BEGIN Supplied data
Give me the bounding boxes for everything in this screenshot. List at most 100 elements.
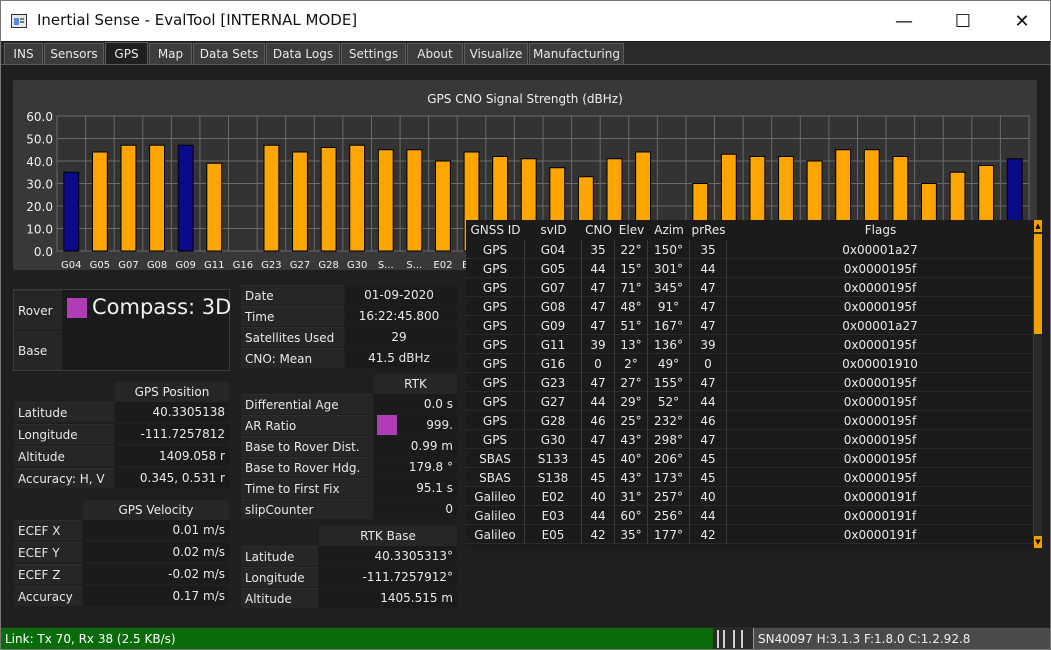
tab-gps[interactable]: GPS xyxy=(105,42,148,64)
tab-about[interactable]: About xyxy=(407,43,463,64)
status-bar: Link: Tx 70, Rx 38 (2.5 KB/s) SN40097 H:… xyxy=(1,627,1050,649)
column-header-flags[interactable]: Flags xyxy=(864,223,897,237)
y-tick-label: 30.0 xyxy=(26,178,53,192)
rover-status-swatch xyxy=(67,298,87,318)
column-header-sv-id[interactable]: svID xyxy=(540,223,567,237)
table-row[interactable]: GPS G30 47 43° 298° 47 0x0000195f xyxy=(466,430,1034,449)
column-header-gnss-id[interactable]: GNSS ID xyxy=(470,223,521,237)
cell-sv-id: G30 xyxy=(525,430,582,449)
cell-azim: 301° xyxy=(648,259,690,278)
cell-flags: 0x0000191f xyxy=(727,487,1034,506)
status-separator xyxy=(717,630,719,648)
maximize-button[interactable]: ☐ xyxy=(954,10,972,32)
x-tick-label: G08 xyxy=(147,260,167,270)
info-label: CNO: Mean xyxy=(241,348,344,368)
scroll-thumb[interactable] xyxy=(1034,234,1042,334)
table-row[interactable]: GPS G07 47 71° 345° 47 0x0000195f xyxy=(466,278,1034,297)
tab-data-sets[interactable]: Data Sets xyxy=(193,43,265,64)
info-value: 01-09-2020 xyxy=(345,285,457,305)
minimize-button[interactable]: — xyxy=(895,10,913,32)
tab-sensors[interactable]: Sensors xyxy=(44,43,104,64)
rtk-base-value: 1405.515 m xyxy=(319,588,457,608)
table-row[interactable]: Galileo E03 44 60° 256° 44 0x0000191f xyxy=(466,506,1034,525)
cell-pr-res: 47 xyxy=(690,373,727,392)
table-scrollbar[interactable]: ▲ ▼ xyxy=(1034,220,1042,548)
cell-elev: 13° xyxy=(615,335,648,354)
tab-visualize[interactable]: Visualize xyxy=(464,43,528,64)
rtk-value: 179.8 ° xyxy=(374,457,457,477)
table-row[interactable]: GPS G27 44 29° 52° 44 0x0000195f xyxy=(466,392,1034,411)
tab-ins[interactable]: INS xyxy=(4,43,43,64)
cell-flags: 0x0000195f xyxy=(727,449,1034,468)
tab-data-logs[interactable]: Data Logs xyxy=(266,43,340,64)
cell-elev: 48° xyxy=(615,297,648,316)
info-value: 29 xyxy=(345,327,457,347)
column-header-pr-res[interactable]: prRes xyxy=(691,223,726,237)
column-header-azim[interactable]: Azim xyxy=(654,223,684,237)
gps-position-label: Altitude xyxy=(14,446,114,466)
bar-G09 xyxy=(177,144,194,252)
bar-G04 xyxy=(63,171,80,252)
cell-flags: 0x00001a27 xyxy=(727,316,1034,335)
bar-G28 xyxy=(320,147,337,252)
gps-velocity-value: -0.02 m/s xyxy=(83,564,229,584)
info-value: 41.5 dBHz xyxy=(345,348,457,368)
cell-flags: 0x0000191f xyxy=(727,506,1034,525)
cell-pr-res: 44 xyxy=(690,506,727,525)
gps-position-value: -111.7257812 xyxy=(115,424,229,444)
cell-sv-id: G07 xyxy=(525,278,582,297)
table-row[interactable]: GPS G16 0 2° 49° 0 0x00001910 xyxy=(466,354,1034,373)
table-row[interactable]: GPS G11 39 13° 136° 39 0x0000195f xyxy=(466,335,1034,354)
table-row[interactable]: GPS G05 44 15° 301° 44 0x0000195f xyxy=(466,259,1034,278)
rtk-label: slipCounter xyxy=(241,499,373,519)
table-row[interactable]: GPS G09 47 51° 167° 47 0x00001a27 xyxy=(466,316,1034,335)
cell-azim: 232° xyxy=(648,411,690,430)
gps-velocity-value: 0.02 m/s xyxy=(83,542,229,562)
close-button[interactable]: ✕ xyxy=(1014,10,1030,32)
cell-azim: 150° xyxy=(648,240,690,259)
rover-status-value: Compass: 3D xyxy=(92,295,232,319)
table-row[interactable]: GPS G04 35 22° 150° 35 0x00001a27 xyxy=(466,240,1034,259)
tab-manufacturing[interactable]: Manufacturing xyxy=(529,43,624,64)
column-header-cno[interactable]: CNO xyxy=(585,223,612,237)
cell-cno: 47 xyxy=(582,297,615,316)
x-tick-label: S... xyxy=(406,260,422,270)
rtk-label: Differential Age xyxy=(241,394,373,414)
table-row[interactable]: SBAS S138 45 43° 173° 45 0x0000195f xyxy=(466,468,1034,487)
cell-gnss-id: GPS xyxy=(466,278,525,297)
gps-position-label: Latitude xyxy=(14,402,114,422)
x-tick-label: G09 xyxy=(175,260,195,270)
cell-pr-res: 44 xyxy=(690,259,727,278)
gps-position-value: 40.3305138 xyxy=(115,402,229,422)
cell-pr-res: 39 xyxy=(690,335,727,354)
table-row[interactable]: SBAS S133 45 40° 206° 45 0x0000195f xyxy=(466,449,1034,468)
status-separator xyxy=(741,630,743,648)
tab-map[interactable]: Map xyxy=(149,43,192,64)
scroll-up-icon[interactable]: ▲ xyxy=(1034,220,1042,232)
cell-elev: 43° xyxy=(615,468,648,487)
table-row[interactable]: GPS G08 47 48° 91° 47 0x0000195f xyxy=(466,297,1034,316)
column-header-elev[interactable]: Elev xyxy=(618,223,645,237)
table-row[interactable]: Galileo E05 42 35° 177° 42 0x0000191f xyxy=(466,525,1034,544)
base-value xyxy=(63,331,229,370)
cell-elev: 15° xyxy=(615,259,648,278)
cell-azim: 49° xyxy=(648,354,690,373)
bar-G08 xyxy=(149,144,165,252)
cell-pr-res: 46 xyxy=(690,411,727,430)
cell-sv-id: G04 xyxy=(525,240,582,259)
rtk-base-label: Altitude xyxy=(241,588,318,608)
cell-azim: 155° xyxy=(648,373,690,392)
cell-cno: 45 xyxy=(582,449,615,468)
table-row[interactable]: GPS G28 46 25° 232° 46 0x0000195f xyxy=(466,411,1034,430)
table-row[interactable]: Galileo E02 40 31° 257° 40 0x0000191f xyxy=(466,487,1034,506)
cell-elev: 2° xyxy=(615,354,648,373)
rtk-label: Base to Rover Dist. xyxy=(241,436,373,456)
tab-settings[interactable]: Settings xyxy=(341,43,406,64)
cell-flags: 0x0000195f xyxy=(727,259,1034,278)
cell-cno: 47 xyxy=(582,373,615,392)
cell-flags: 0x0000195f xyxy=(727,373,1034,392)
ar-ratio-swatch xyxy=(377,415,397,435)
cell-cno: 47 xyxy=(582,278,615,297)
scroll-down-icon[interactable]: ▼ xyxy=(1034,536,1042,548)
table-row[interactable]: GPS G23 47 27° 155° 47 0x0000195f xyxy=(466,373,1034,392)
END Supplied data
Written task>
Copy every one of the lines above word for word, and leave the picture out of your answer.

Written reply>
Give me the bounding boxes for everything in this screenshot. List at most 100 elements.
tab-gps[interactable]: GPS xyxy=(105,42,148,64)
tab-about[interactable]: About xyxy=(407,43,463,64)
status-bar: Link: Tx 70, Rx 38 (2.5 KB/s) SN40097 H:… xyxy=(1,627,1050,649)
column-header-flags[interactable]: Flags xyxy=(864,223,897,237)
y-tick-label: 30.0 xyxy=(26,178,53,192)
rover-status-swatch xyxy=(67,298,87,318)
column-header-sv-id[interactable]: svID xyxy=(540,223,567,237)
table-row[interactable]: GPS G30 47 43° 298° 47 0x0000195f xyxy=(466,430,1034,449)
column-header-gnss-id[interactable]: GNSS ID xyxy=(470,223,521,237)
cell-sv-id: G30 xyxy=(525,430,582,449)
cell-azim: 301° xyxy=(648,259,690,278)
cell-flags: 0x0000191f xyxy=(727,487,1034,506)
status-separator xyxy=(717,630,719,648)
maximize-button[interactable]: ☐ xyxy=(954,10,972,32)
x-tick-label: G08 xyxy=(147,260,167,270)
info-label: CNO: Mean xyxy=(241,348,344,368)
scroll-thumb[interactable] xyxy=(1034,234,1042,334)
table-row[interactable]: GPS G07 47 71° 345° 47 0x0000195f xyxy=(466,278,1034,297)
tab-data-sets[interactable]: Data Sets xyxy=(193,43,265,64)
info-value: 01-09-2020 xyxy=(345,285,457,305)
minimize-button[interactable]: — xyxy=(895,10,913,32)
tab-sensors[interactable]: Sensors xyxy=(44,43,104,64)
rtk-base-value: 1405.515 m xyxy=(319,588,457,608)
table-row[interactable]: Galileo E03 44 60° 256° 44 0x0000191f xyxy=(466,506,1034,525)
cell-pr-res: 47 xyxy=(690,373,727,392)
table-scrollbar[interactable]: ▲ ▼ xyxy=(1034,220,1042,548)
cell-elev: 13° xyxy=(615,335,648,354)
tab-visualize[interactable]: Visualize xyxy=(464,43,528,64)
rtk-value: 179.8 ° xyxy=(374,457,457,477)
table-row[interactable]: GPS G27 44 29° 52° 44 0x0000195f xyxy=(466,392,1034,411)
tab-ins[interactable]: INS xyxy=(4,43,43,64)
cell-flags: 0x0000195f xyxy=(727,449,1034,468)
tab-data-logs[interactable]: Data Logs xyxy=(266,43,340,64)
cell-elev: 48° xyxy=(615,297,648,316)
info-value: 29 xyxy=(345,327,457,347)
column-header-pr-res[interactable]: prRes xyxy=(691,223,726,237)
column-header-azim[interactable]: Azim xyxy=(654,223,684,237)
gps-position-label: Altitude xyxy=(14,446,114,466)
bar-G09 xyxy=(177,144,194,252)
bar-G04 xyxy=(63,171,80,252)
cell-flags: 0x00001a27 xyxy=(727,316,1034,335)
bar-G28 xyxy=(320,147,337,252)
gps-velocity-value: -0.02 m/s xyxy=(83,564,229,584)
info-value: 41.5 dBHz xyxy=(345,348,457,368)
cell-flags: 0x0000191f xyxy=(727,506,1034,525)
cell-pr-res: 44 xyxy=(690,506,727,525)
gps-position-value: -111.7257812 xyxy=(115,424,229,444)
cell-sv-id: G07 xyxy=(525,278,582,297)
table-row[interactable]: GPS G16 0 2° 49° 0 0x00001910 xyxy=(466,354,1034,373)
table-row[interactable]: GPS G11 39 13° 136° 39 0x0000195f xyxy=(466,335,1034,354)
table-row[interactable]: GPS G05 44 15° 301° 44 0x0000195f xyxy=(466,259,1034,278)
rtk-label: slipCounter xyxy=(241,499,373,519)
table-row[interactable]: GPS G09 47 51° 167° 47 0x00001a27 xyxy=(466,316,1034,335)
cell-azim: 232° xyxy=(648,411,690,430)
gps-velocity-value: 0.02 m/s xyxy=(83,542,229,562)
close-button[interactable]: ✕ xyxy=(1014,10,1030,32)
cell-azim: 150° xyxy=(648,240,690,259)
rover-status-value: Compass: 3D xyxy=(92,295,232,319)
table-row[interactable]: GPS G04 35 22° 150° 35 0x00001a27 xyxy=(466,240,1034,259)
tab-manufacturing[interactable]: Manufacturing xyxy=(529,43,624,64)
column-header-cno[interactable]: CNO xyxy=(585,223,612,237)
cell-cno: 47 xyxy=(582,297,615,316)
x-tick-label: S... xyxy=(406,260,422,270)
rtk-label: Differential Age xyxy=(241,394,373,414)
table-row[interactable]: SBAS S138 45 43° 173° 45 0x0000195f xyxy=(466,468,1034,487)
cell-gnss-id: GPS xyxy=(466,278,525,297)
gps-position-label: Latitude xyxy=(14,402,114,422)
x-tick-label: G09 xyxy=(175,260,195,270)
cell-pr-res: 44 xyxy=(690,259,727,278)
gps-position-value: 40.3305138 xyxy=(115,402,229,422)
cell-pr-res: 39 xyxy=(690,335,727,354)
table-row[interactable]: SBAS S133 45 40° 206° 45 0x0000195f xyxy=(466,449,1034,468)
status-separator xyxy=(741,630,743,648)
tab-map[interactable]: Map xyxy=(149,43,192,64)
scroll-up-icon[interactable]: ▲ xyxy=(1034,220,1042,232)
cell-elev: 43° xyxy=(615,468,648,487)
table-row[interactable]: GPS G08 47 48° 91° 47 0x0000195f xyxy=(466,297,1034,316)
column-header-elev[interactable]: Elev xyxy=(618,223,645,237)
table-row[interactable]: Galileo E05 42 35° 177° 42 0x0000191f xyxy=(466,525,1034,544)
base-value xyxy=(63,331,229,370)
cell-elev: 15° xyxy=(615,259,648,278)
cell-azim: 49° xyxy=(648,354,690,373)
bar-G08 xyxy=(149,144,165,252)
cell-pr-res: 46 xyxy=(690,411,727,430)
cell-sv-id: G04 xyxy=(525,240,582,259)
rtk-base-label: Altitude xyxy=(241,588,318,608)
cell-azim: 155° xyxy=(648,373,690,392)
cell-cno: 45 xyxy=(582,449,615,468)
table-row[interactable]: GPS G28 46 25° 232° 46 0x0000195f xyxy=(466,411,1034,430)
table-row[interactable]: Galileo E02 40 31° 257° 40 0x0000191f xyxy=(466,487,1034,506)
cell-elev: 2° xyxy=(615,354,648,373)
rtk-label: Base to Rover Dist. xyxy=(241,436,373,456)
tab-settings[interactable]: Settings xyxy=(341,43,406,64)
cell-flags: 0x0000195f xyxy=(727,259,1034,278)
cell-cno: 47 xyxy=(582,373,615,392)
cell-flags: 0x0000195f xyxy=(727,373,1034,392)
ar-ratio-swatch xyxy=(377,415,397,435)
cell-cno: 47 xyxy=(582,278,615,297)
scroll-down-icon[interactable]: ▼ xyxy=(1034,536,1042,548)
table-row[interactable]: GPS G23 47 27° 155° 47 0x0000195f xyxy=(466,373,1034,392)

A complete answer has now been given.